Exercise => Copy out every record below exactly as written, but leave out any pictures.

Dataset items:
start
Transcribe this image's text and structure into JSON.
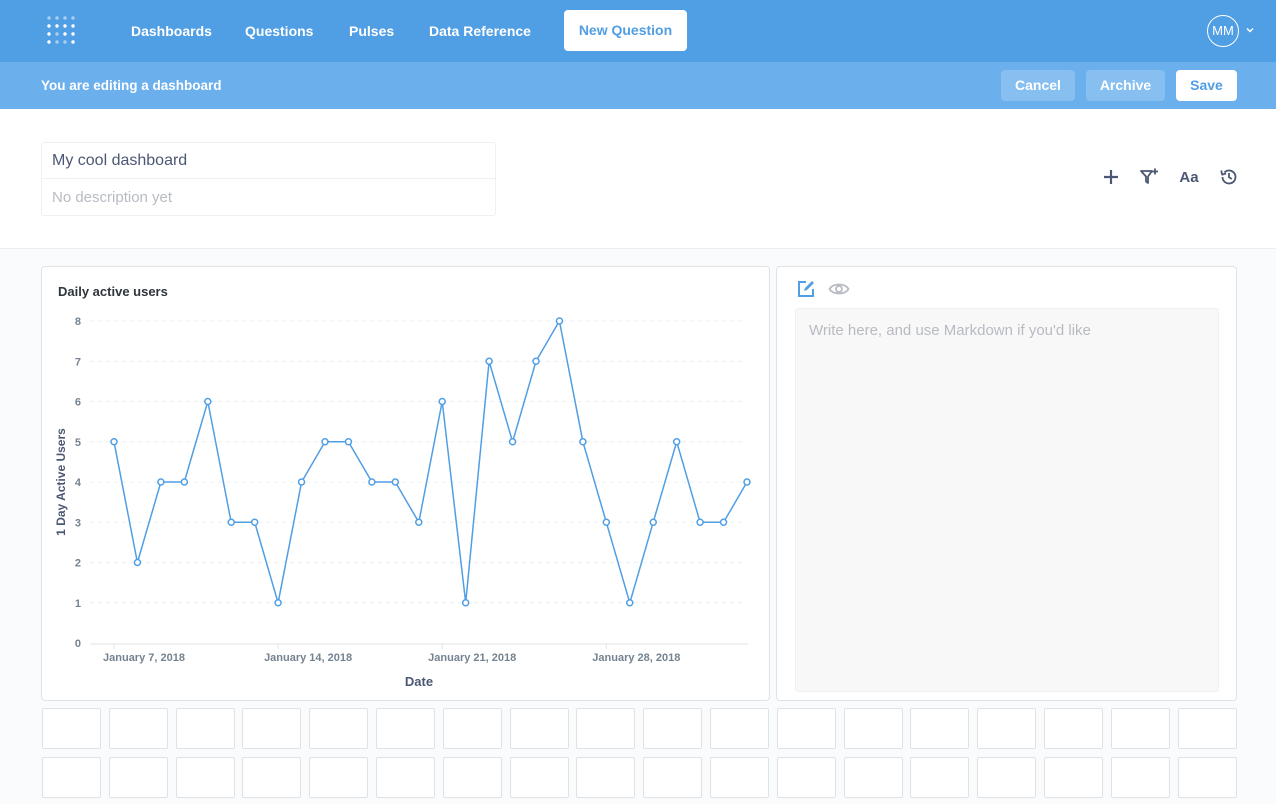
{
  "nav": {
    "links": [
      "Dashboards",
      "Questions",
      "Pulses",
      "Data Reference"
    ],
    "new_question": "New Question",
    "avatar_initials": "MM"
  },
  "editbar": {
    "message": "You are editing a dashboard",
    "cancel": "Cancel",
    "archive": "Archive",
    "save": "Save"
  },
  "header": {
    "title": "My cool dashboard",
    "description_placeholder": "No description yet",
    "text_tool_label": "Aa",
    "icons": [
      "plus-icon",
      "filter-add-icon",
      "text-icon",
      "history-icon"
    ]
  },
  "markdown_card": {
    "placeholder": "Write here, and use Markdown if you'd like"
  },
  "colors": {
    "brand": "#509ee3",
    "editbar": "#6cafed",
    "line": "#509ee3"
  },
  "chart_data": {
    "type": "line",
    "title": "Daily active users",
    "xlabel": "Date",
    "ylabel": "1 Day Active Users",
    "ylim": [
      0,
      8
    ],
    "yticks": [
      0,
      1,
      2,
      3,
      4,
      5,
      6,
      7,
      8
    ],
    "xtick_labels": [
      "January 7, 2018",
      "January 14, 2018",
      "January 21, 2018",
      "January 28, 2018"
    ],
    "x": [
      "2018-01-07",
      "2018-01-08",
      "2018-01-09",
      "2018-01-10",
      "2018-01-11",
      "2018-01-12",
      "2018-01-13",
      "2018-01-14",
      "2018-01-15",
      "2018-01-16",
      "2018-01-17",
      "2018-01-18",
      "2018-01-19",
      "2018-01-20",
      "2018-01-21",
      "2018-01-22",
      "2018-01-23",
      "2018-01-24",
      "2018-01-25",
      "2018-01-26",
      "2018-01-27",
      "2018-01-28",
      "2018-01-29",
      "2018-01-30",
      "2018-01-31",
      "2018-02-01",
      "2018-02-02",
      "2018-02-03"
    ],
    "values": [
      5,
      2,
      4,
      4,
      6,
      3,
      3,
      1,
      4,
      5,
      5,
      4,
      4,
      3,
      6,
      1,
      7,
      5,
      7,
      8,
      5,
      3,
      1,
      3,
      5,
      3,
      3,
      4
    ],
    "grid": true
  }
}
end
Complete output =>
Transcribe this image's text and structure into JSON.
{
  "nav": {
    "links": [
      "Dashboards",
      "Questions",
      "Pulses",
      "Data Reference"
    ],
    "new_question": "New Question",
    "avatar_initials": "MM"
  },
  "editbar": {
    "message": "You are editing a dashboard",
    "cancel": "Cancel",
    "archive": "Archive",
    "save": "Save"
  },
  "header": {
    "title": "My cool dashboard",
    "description_placeholder": "No description yet",
    "text_tool_label": "Aa",
    "icons": [
      "plus-icon",
      "filter-add-icon",
      "text-icon",
      "history-icon"
    ]
  },
  "markdown_card": {
    "placeholder": "Write here, and use Markdown if you'd like"
  },
  "colors": {
    "brand": "#509ee3",
    "editbar": "#6cafed",
    "line": "#509ee3"
  },
  "chart_data": {
    "type": "line",
    "title": "Daily active users",
    "xlabel": "Date",
    "ylabel": "1 Day Active Users",
    "ylim": [
      0,
      8
    ],
    "yticks": [
      0,
      1,
      2,
      3,
      4,
      5,
      6,
      7,
      8
    ],
    "xtick_labels": [
      "January 7, 2018",
      "January 14, 2018",
      "January 21, 2018",
      "January 28, 2018"
    ],
    "x": [
      "2018-01-07",
      "2018-01-08",
      "2018-01-09",
      "2018-01-10",
      "2018-01-11",
      "2018-01-12",
      "2018-01-13",
      "2018-01-14",
      "2018-01-15",
      "2018-01-16",
      "2018-01-17",
      "2018-01-18",
      "2018-01-19",
      "2018-01-20",
      "2018-01-21",
      "2018-01-22",
      "2018-01-23",
      "2018-01-24",
      "2018-01-25",
      "2018-01-26",
      "2018-01-27",
      "2018-01-28",
      "2018-01-29",
      "2018-01-30",
      "2018-01-31",
      "2018-02-01",
      "2018-02-02",
      "2018-02-03"
    ],
    "values": [
      5,
      2,
      4,
      4,
      6,
      3,
      3,
      1,
      4,
      5,
      5,
      4,
      4,
      3,
      6,
      1,
      7,
      5,
      7,
      8,
      5,
      3,
      1,
      3,
      5,
      3,
      3,
      4
    ],
    "grid": true
  }
}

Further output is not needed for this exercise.